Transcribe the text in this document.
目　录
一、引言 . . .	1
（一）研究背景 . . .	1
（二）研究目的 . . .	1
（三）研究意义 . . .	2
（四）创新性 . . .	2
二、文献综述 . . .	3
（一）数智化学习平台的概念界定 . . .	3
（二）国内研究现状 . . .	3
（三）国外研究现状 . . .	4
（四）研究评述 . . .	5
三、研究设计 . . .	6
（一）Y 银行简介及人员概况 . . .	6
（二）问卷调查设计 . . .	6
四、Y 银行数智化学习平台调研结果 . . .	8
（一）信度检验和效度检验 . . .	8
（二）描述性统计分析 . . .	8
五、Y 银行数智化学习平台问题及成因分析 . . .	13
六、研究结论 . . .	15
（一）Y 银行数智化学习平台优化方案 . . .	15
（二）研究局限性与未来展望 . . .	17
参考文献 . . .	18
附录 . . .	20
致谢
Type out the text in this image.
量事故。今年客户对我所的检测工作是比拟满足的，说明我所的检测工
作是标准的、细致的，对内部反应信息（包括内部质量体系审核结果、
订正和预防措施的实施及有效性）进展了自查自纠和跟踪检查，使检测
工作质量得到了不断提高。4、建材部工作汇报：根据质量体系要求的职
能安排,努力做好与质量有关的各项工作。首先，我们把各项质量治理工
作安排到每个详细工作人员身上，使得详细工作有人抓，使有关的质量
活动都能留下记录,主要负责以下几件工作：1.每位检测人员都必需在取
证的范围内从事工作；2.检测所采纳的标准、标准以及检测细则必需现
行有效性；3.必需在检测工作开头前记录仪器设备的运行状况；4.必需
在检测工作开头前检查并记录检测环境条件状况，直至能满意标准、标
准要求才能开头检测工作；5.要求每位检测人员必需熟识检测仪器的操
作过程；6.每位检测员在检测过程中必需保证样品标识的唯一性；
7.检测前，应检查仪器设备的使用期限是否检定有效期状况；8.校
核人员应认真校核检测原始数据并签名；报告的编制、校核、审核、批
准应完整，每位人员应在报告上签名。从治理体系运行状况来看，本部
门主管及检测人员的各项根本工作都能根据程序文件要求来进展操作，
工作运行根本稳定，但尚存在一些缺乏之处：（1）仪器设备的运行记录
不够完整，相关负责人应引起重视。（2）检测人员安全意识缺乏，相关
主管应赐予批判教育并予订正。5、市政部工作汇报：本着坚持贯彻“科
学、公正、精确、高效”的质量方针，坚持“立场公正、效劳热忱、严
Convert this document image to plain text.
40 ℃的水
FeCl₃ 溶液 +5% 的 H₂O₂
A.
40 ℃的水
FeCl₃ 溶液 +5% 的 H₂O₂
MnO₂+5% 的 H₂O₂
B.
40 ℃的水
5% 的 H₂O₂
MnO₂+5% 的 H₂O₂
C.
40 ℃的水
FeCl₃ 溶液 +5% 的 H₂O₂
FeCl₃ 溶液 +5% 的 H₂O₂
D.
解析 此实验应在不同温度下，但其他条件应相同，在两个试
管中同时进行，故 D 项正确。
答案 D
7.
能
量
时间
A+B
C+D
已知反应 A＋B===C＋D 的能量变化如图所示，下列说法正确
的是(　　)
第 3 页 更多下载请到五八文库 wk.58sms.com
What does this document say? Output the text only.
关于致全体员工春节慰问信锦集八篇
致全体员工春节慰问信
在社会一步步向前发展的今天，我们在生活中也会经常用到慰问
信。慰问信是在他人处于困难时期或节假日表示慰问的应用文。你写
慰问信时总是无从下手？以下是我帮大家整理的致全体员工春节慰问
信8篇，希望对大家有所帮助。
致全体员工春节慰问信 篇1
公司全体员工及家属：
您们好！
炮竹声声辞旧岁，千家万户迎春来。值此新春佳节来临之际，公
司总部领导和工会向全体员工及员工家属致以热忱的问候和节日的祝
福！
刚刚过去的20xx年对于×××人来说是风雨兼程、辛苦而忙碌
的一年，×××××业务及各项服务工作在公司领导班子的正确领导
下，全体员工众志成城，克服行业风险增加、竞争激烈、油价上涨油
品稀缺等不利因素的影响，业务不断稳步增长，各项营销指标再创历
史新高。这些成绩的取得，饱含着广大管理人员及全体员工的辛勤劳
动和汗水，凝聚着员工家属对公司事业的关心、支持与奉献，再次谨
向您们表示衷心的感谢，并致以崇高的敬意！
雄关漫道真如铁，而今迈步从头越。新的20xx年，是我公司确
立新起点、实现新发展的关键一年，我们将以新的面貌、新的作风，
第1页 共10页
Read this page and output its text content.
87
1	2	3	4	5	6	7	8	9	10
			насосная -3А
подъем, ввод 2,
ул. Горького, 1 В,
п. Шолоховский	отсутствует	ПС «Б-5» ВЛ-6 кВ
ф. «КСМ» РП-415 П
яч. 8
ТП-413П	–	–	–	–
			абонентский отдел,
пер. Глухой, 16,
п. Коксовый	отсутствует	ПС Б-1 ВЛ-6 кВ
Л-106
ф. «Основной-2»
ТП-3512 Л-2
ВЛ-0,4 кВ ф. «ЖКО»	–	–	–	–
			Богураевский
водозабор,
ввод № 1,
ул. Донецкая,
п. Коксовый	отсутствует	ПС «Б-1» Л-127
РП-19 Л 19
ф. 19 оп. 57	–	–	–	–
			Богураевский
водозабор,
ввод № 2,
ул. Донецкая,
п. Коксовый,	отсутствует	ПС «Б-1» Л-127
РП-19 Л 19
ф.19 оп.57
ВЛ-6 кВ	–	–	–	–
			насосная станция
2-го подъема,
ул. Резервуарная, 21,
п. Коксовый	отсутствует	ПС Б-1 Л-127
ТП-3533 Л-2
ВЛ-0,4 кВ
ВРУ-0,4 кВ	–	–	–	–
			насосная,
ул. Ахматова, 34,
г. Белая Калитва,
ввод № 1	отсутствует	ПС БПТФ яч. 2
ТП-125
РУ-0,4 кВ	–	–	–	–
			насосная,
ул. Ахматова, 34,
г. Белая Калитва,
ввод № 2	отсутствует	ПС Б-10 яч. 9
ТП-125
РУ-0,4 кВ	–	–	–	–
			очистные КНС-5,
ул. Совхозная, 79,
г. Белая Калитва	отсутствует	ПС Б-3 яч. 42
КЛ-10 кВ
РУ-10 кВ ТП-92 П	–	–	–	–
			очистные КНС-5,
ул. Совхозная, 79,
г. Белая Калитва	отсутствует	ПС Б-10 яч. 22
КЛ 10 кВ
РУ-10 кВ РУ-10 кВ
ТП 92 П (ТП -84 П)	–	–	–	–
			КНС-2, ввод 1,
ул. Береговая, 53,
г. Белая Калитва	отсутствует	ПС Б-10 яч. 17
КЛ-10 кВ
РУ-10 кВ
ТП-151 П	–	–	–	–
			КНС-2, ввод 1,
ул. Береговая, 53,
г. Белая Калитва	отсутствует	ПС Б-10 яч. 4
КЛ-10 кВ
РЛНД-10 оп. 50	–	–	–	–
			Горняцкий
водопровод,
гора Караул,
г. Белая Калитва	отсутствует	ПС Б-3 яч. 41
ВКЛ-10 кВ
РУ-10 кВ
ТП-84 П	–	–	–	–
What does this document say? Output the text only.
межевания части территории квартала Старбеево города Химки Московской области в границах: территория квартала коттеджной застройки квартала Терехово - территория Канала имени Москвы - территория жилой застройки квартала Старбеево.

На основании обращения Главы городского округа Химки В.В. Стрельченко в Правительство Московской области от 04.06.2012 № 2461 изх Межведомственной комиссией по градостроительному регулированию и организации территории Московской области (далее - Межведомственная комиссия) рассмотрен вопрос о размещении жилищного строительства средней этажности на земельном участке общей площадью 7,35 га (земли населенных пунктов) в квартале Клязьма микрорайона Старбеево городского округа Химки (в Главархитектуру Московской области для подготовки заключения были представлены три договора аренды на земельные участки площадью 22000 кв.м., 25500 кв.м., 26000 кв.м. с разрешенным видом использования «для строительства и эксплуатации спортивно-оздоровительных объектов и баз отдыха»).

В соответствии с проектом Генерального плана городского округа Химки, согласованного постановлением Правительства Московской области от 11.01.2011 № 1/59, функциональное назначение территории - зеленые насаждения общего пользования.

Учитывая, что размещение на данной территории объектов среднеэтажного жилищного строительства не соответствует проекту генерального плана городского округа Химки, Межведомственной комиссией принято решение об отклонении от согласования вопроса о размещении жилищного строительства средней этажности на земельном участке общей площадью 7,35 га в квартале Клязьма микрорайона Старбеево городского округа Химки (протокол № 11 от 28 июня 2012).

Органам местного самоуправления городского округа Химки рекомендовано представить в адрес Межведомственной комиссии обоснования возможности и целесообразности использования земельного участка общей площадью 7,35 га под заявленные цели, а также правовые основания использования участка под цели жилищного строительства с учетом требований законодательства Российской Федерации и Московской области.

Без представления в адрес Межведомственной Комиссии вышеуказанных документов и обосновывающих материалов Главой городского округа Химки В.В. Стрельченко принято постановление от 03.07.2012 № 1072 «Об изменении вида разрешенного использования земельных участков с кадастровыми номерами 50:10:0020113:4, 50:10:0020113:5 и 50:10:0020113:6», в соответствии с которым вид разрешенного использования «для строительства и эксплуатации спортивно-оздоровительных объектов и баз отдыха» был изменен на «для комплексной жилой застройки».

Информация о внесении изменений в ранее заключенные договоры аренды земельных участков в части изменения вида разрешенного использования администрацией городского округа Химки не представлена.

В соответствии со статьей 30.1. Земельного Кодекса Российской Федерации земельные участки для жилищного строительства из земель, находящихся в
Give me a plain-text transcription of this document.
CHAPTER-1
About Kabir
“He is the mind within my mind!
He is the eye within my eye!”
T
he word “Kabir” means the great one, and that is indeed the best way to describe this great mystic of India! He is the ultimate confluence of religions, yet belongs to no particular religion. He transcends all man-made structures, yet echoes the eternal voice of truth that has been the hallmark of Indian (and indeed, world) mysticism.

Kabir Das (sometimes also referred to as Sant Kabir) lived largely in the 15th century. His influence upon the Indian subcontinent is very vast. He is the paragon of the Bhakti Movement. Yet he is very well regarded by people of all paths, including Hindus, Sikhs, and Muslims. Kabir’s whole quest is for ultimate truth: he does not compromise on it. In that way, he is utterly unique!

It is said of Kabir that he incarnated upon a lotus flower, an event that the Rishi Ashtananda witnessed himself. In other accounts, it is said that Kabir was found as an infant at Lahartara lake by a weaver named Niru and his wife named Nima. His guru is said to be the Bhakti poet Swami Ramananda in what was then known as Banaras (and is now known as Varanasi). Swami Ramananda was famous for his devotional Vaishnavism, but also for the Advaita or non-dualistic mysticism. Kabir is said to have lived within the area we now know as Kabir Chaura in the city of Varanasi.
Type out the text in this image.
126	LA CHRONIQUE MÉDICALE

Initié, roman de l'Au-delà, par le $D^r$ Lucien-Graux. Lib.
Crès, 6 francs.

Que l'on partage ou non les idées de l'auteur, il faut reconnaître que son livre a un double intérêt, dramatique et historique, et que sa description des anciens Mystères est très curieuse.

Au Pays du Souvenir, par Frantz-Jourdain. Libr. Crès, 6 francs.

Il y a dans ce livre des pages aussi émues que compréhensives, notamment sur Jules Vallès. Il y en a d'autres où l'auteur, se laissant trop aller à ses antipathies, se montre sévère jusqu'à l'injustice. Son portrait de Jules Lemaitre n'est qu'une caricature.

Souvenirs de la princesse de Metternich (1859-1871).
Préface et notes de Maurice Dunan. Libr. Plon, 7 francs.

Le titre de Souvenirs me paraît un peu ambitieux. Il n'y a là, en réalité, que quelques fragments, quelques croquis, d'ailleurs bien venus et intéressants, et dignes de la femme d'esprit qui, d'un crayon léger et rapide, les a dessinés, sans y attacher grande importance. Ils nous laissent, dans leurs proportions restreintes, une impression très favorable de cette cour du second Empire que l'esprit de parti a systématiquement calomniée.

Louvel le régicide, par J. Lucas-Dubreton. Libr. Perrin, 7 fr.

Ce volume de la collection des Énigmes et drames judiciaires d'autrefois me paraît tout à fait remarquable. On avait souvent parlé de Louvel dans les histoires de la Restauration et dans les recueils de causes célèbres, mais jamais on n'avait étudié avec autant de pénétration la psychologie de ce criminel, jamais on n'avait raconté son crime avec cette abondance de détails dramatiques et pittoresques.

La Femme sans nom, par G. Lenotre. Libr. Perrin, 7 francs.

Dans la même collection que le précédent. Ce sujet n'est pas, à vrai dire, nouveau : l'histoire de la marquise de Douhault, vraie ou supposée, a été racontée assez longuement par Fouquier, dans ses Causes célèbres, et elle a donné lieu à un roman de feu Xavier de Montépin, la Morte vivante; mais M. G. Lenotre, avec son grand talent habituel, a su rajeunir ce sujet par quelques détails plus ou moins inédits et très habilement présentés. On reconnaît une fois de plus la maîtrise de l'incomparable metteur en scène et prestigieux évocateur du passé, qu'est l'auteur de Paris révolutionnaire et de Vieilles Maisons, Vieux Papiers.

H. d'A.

==============================

### WHAT YOU HAVE TO DO
Find the word "truth" in the entries, and copy every line it shows up in.

### EXPECTED ANSWER
he word “Kabir” means the great one, and that is indeed the best way to describe this great mystic of India! He is the ultimate confluence of religions, yet belongs to no particular religion. He transcends all man-made structures, yet echoes the eternal voice of truth that has been the hallmark of Indian (and indeed, world) mysticism.
Kabir Das (sometimes also referred to as Sant Kabir) lived largely in the 15th century. His influence upon the Indian subcontinent is very vast. He is the paragon of the Bhakti Movement. Yet he is very well regarded by people of all paths, including Hindus, Sikhs, and Muslims. Kabir’s whole quest is for ultimate truth: he does not compromise on it. In that way, he is utterly unique!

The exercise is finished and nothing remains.